[BEGIN]
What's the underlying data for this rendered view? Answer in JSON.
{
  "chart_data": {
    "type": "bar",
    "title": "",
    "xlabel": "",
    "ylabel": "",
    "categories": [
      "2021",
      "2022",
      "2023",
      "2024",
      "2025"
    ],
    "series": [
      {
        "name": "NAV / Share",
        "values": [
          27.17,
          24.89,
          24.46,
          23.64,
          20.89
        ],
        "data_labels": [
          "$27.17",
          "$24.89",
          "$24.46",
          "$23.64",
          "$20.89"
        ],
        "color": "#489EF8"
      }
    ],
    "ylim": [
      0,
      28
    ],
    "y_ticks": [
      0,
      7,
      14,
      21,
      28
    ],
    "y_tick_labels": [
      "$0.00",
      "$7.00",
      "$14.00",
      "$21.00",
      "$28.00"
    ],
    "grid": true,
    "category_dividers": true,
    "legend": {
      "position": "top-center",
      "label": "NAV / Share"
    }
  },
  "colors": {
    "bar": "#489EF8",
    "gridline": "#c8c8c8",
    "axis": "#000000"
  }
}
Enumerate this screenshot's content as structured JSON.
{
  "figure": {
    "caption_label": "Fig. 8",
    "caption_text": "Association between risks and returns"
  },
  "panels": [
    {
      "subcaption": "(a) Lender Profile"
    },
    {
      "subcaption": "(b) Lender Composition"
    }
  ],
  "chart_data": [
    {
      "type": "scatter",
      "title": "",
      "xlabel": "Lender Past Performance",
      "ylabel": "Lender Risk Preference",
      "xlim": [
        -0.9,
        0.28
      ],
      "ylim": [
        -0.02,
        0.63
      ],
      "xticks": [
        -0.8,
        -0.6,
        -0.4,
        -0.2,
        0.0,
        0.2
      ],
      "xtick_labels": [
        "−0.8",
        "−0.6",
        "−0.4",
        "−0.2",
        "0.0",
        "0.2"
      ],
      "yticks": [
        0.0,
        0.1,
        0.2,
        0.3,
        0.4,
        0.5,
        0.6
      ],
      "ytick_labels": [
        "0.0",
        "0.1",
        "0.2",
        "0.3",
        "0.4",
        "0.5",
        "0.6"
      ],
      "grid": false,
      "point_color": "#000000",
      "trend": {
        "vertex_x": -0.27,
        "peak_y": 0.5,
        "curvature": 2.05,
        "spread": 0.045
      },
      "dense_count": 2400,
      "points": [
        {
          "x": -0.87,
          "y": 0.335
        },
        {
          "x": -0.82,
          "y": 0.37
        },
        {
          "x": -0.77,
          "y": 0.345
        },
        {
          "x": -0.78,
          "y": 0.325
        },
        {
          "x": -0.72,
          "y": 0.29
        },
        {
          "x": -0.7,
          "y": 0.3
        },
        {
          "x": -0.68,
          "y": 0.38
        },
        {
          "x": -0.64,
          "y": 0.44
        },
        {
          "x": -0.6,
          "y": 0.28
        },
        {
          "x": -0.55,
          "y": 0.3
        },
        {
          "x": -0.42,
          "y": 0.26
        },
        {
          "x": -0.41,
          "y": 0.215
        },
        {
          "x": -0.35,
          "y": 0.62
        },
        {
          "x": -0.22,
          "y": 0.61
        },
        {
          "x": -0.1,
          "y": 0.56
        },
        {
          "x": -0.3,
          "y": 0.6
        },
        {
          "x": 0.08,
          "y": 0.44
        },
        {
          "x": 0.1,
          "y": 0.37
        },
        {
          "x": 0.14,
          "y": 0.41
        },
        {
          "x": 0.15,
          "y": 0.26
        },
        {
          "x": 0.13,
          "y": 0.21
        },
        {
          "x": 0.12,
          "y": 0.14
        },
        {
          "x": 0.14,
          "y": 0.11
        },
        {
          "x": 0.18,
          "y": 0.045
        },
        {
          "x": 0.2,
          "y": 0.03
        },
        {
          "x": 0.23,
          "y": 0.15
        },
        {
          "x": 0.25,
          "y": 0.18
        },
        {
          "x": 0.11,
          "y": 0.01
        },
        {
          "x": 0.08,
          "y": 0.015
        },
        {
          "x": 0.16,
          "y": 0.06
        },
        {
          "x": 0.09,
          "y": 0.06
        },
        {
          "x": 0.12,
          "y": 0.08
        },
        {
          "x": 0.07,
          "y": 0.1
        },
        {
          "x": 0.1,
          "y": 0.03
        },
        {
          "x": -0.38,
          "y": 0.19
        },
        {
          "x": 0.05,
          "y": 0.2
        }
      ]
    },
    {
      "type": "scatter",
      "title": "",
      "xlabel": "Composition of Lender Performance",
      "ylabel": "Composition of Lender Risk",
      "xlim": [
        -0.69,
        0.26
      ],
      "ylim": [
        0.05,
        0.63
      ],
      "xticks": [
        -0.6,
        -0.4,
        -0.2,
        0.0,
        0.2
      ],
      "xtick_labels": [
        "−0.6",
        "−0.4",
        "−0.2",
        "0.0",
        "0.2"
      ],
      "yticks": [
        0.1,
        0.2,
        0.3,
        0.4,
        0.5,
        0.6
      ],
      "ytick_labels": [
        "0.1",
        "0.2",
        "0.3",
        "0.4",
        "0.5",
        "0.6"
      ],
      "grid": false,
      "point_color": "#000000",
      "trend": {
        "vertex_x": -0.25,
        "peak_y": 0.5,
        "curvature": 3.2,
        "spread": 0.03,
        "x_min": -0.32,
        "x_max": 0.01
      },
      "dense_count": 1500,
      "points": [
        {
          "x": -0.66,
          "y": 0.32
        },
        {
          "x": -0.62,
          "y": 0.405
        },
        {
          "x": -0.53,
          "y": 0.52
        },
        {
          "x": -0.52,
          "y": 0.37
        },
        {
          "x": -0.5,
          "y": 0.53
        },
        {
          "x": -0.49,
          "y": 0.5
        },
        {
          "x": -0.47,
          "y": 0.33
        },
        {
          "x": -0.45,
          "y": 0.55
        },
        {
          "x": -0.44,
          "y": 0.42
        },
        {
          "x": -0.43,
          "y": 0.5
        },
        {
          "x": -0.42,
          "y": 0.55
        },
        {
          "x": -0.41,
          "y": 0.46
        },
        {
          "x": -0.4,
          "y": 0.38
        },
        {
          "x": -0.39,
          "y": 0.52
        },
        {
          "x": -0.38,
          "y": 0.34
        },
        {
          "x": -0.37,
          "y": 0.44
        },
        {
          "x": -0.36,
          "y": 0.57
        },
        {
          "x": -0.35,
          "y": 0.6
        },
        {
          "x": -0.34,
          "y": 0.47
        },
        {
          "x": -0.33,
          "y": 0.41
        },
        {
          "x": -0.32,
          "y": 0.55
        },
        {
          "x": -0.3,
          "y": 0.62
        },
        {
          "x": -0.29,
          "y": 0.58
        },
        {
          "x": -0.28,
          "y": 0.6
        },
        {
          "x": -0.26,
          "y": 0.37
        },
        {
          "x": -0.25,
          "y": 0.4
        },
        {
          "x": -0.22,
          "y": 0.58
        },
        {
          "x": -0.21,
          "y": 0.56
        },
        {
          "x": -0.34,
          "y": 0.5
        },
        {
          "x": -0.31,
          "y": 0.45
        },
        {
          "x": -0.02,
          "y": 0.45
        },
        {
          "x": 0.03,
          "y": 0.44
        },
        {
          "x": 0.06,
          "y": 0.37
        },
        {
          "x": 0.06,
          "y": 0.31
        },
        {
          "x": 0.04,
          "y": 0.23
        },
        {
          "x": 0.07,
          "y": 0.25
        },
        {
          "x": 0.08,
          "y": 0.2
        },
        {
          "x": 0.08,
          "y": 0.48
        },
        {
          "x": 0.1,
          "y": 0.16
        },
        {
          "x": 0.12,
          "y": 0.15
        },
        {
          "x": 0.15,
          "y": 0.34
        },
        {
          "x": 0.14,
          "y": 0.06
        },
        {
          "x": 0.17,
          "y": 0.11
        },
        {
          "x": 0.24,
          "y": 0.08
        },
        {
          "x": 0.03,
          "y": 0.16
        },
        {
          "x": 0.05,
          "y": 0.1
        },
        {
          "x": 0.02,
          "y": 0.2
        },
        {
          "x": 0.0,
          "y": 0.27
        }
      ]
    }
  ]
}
[END]
[SET PROBLEM]:
Extract from the material all lines containing the string "this".

[CORRECT RESULT]:
What's the underlying data for this rendered view? Answer in JSON.
Enumerate this screenshot's content as structured JSON.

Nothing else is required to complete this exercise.